## EXERCISE TASK
Below is a listing; copy all of it exactly.

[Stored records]
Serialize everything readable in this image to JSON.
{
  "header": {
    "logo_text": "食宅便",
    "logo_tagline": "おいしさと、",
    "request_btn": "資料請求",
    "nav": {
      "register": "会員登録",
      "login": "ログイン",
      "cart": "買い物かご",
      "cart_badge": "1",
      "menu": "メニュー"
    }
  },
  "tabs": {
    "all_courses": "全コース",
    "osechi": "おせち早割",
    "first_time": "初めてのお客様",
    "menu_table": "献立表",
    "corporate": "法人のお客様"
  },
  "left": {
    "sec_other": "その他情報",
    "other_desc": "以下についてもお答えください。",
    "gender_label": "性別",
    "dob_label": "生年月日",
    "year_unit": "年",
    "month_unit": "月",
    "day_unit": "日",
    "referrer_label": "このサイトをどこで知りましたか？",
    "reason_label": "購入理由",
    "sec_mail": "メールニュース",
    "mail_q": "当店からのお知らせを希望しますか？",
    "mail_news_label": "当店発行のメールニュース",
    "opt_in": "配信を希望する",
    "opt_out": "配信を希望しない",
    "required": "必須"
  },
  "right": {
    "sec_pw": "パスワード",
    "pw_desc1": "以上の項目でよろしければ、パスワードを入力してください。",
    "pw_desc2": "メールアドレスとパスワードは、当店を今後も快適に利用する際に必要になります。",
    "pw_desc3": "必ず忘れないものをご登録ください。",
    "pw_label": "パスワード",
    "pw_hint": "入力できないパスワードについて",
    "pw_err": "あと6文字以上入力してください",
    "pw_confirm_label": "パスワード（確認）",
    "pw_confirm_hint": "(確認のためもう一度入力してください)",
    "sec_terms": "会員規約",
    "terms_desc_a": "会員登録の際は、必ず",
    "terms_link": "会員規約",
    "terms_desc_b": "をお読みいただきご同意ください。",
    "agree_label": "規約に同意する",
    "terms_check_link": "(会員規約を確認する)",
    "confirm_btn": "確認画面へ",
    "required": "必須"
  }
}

## ANSWER TO THIS TASK
Serialize everything readable in this image to JSON.
{
  "header": {
    "logo_text": "食宅便",
    "logo_tagline": "おいしさと、",
    "request_btn": "資料請求",
    "nav": {
      "register": "会員登録",
      "login": "ログイン",
      "cart": "買い物かご",
      "cart_badge": "1",
      "menu": "メニュー"
    }
  },
  "tabs": {
    "all_courses": "全コース",
    "osechi": "おせち早割",
    "first_time": "初めてのお客様",
    "menu_table": "献立表",
    "corporate": "法人のお客様"
  },
  "left": {
    "sec_other": "その他情報",
    "other_desc": "以下についてもお答えください。",
    "gender_label": "性別",
    "dob_label": "生年月日",
    "year_unit": "年",
    "month_unit": "月",
    "day_unit": "日",
    "referrer_label": "このサイトをどこで知りましたか？",
    "reason_label": "購入理由",
    "sec_mail": "メールニュース",
    "mail_q": "当店からのお知らせを希望しますか？",
    "mail_news_label": "当店発行のメールニュース",
    "opt_in": "配信を希望する",
    "opt_out": "配信を希望しない",
    "required": "必須"
  },
  "right": {
    "sec_pw": "パスワード",
    "pw_desc1": "以上の項目でよろしければ、パスワードを入力してください。",
    "pw_desc2": "メールアドレスとパスワードは、当店を今後も快適に利用する際に必要になります。",
    "pw_desc3": "必ず忘れないものをご登録ください。",
    "pw_label": "パスワード",
    "pw_hint": "入力できないパスワードについて",
    "pw_err": "あと6文字以上入力してください",
    "pw_confirm_label": "パスワード（確認）",
    "pw_confirm_hint": "(確認のためもう一度入力してください)",
    "sec_terms": "会員規約",
    "terms_desc_a": "会員登録の際は、必ず",
    "terms_link": "会員規約",
    "terms_desc_b": "をお読みいただきご同意ください。",
    "agree_label": "規約に同意する",
    "terms_check_link": "(会員規約を確認する)",
    "confirm_btn": "確認画面へ",
    "required": "必須"
  }
}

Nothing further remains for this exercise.